Supplied material:
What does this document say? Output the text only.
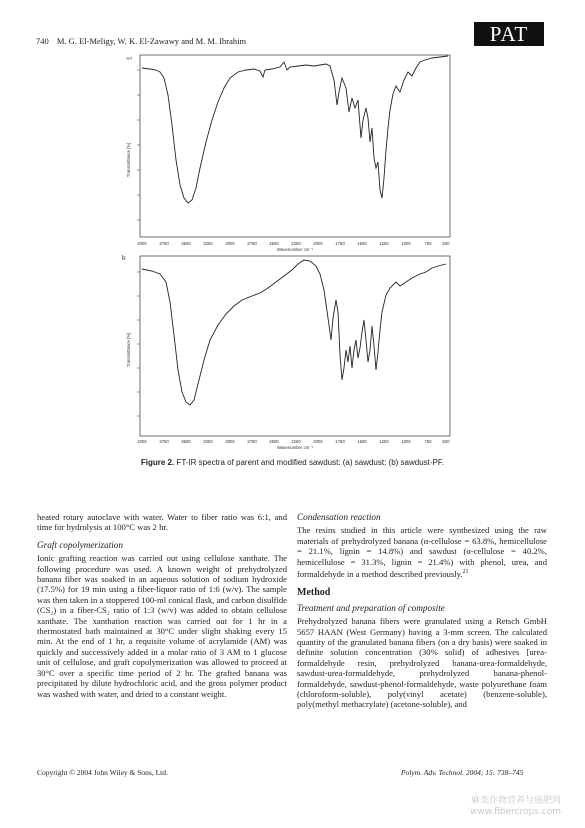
740 M. G. El-Meligy, W. K. El-Zawawy and M. M. Ibrahim	PAT
%T
4000	3750	3500	3250	3000	2750	2500	2250	2000	1750	1500	1250	1000	750	500
Wavenumber cm⁻¹
Transmittance [%]
b
4000	3750	3500	3250	3000	2750	2500	2250	2000	1750	1500	1250	1000	750	500
Wavenumber cm⁻¹
Transmittance [%]
Figure 2. FT-IR spectra of parent and modified sawdust: (a) sawdust; (b) sawdust-PF.

heated rotary autoclave with water. Water to fiber ratio was 6:1, and time for hydrolysis at 100°C was 2 hr.

Graft copolymerization

Ionic grafting reaction was carried out using cellulose xanthate. The following procedure was used. A known weight of prehydrolyzed banana fiber was soaked in an aqueous solution of sodium hydroxide (17.5%) for 19 min using a fiber-liquor ratio of 1:6 (w/v). The sample was then taken in a stoppered 100-ml conical flask, and carbon disulfide (CS₂) in a fiber-CS₂ ratio of 1:3 (w/v) was added to obtain cellulose xanthate. The xanthation reaction was carried out for 1 hr in a thermostated bath maintained at 30°C under slight shaking every 15 min. At the end of 1 hr, a requisite volume of acrylamide (AM) was quickly and successively added in a molar ratio of 3 AM to 1 glucose unit of cellulose, and graft copolymerization was allowed to proceed at 30°C over a specific time period of 2 hr. The grafted banana was precipitated by dilute hydrochloric acid, and the gross polymer product was washed with water, and dried to a constant weight.

Condensation reaction

The resins studied in this article were synthesized using the raw materials of prehydrolyzed banana (α-cellulose = 63.8%, hemicellulose = 21.1%, lignin = 14.8%) and sawdust (α-cellulose = 40.2%, hemicellulose = 31.3%, lignin = 21.4%) with phenol, urea, and formaldehyde in a method described previously.$^{21}$

Method
Treatment and preparation of composite

Prehydrolyzed banana fibers were granulated using a Retsch GmbH 5657 HAAN (West Germany) having a 3-mm screen. The calculated quantity of the granulated banana fibers (on a dry basis) were soaked in definite solution concentration (30% solid) of adhesives [urea-formaldehyde resin, prehydrolyzed banana-urea-formaldehyde, sawdust-urea-formaldehyde, prehydrolyzed banana-phenol-formaldehyde, sawdust-phenol-formaldehyde, waste polyurethane foam (chloroform-soluble), poly(vinyl acetate) (benzene-soluble), poly(methyl methacrylate) (acetone-soluble), and

Copyright © 2004 John Wiley & Sons, Ltd.	Polym. Adv. Technol. 2004; 15: 738–745
麻类作物营养与施肥网
www.fibercrops.com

What you will do: Locate all lines in the listing above with the word "this" and copy them.

Written response:
What does this document say? Output the text only.
The resins studied in this article were synthesized using the raw materials of prehydrolyzed banana (α-cellulose = 63.8%, hemicellulose = 21.1%, lignin = 14.8%) and sawdust (α-cellulose = 40.2%, hemicellulose = 31.3%, lignin = 21.4%) with phenol, urea, and formaldehyde in a method described previously.$^{21}$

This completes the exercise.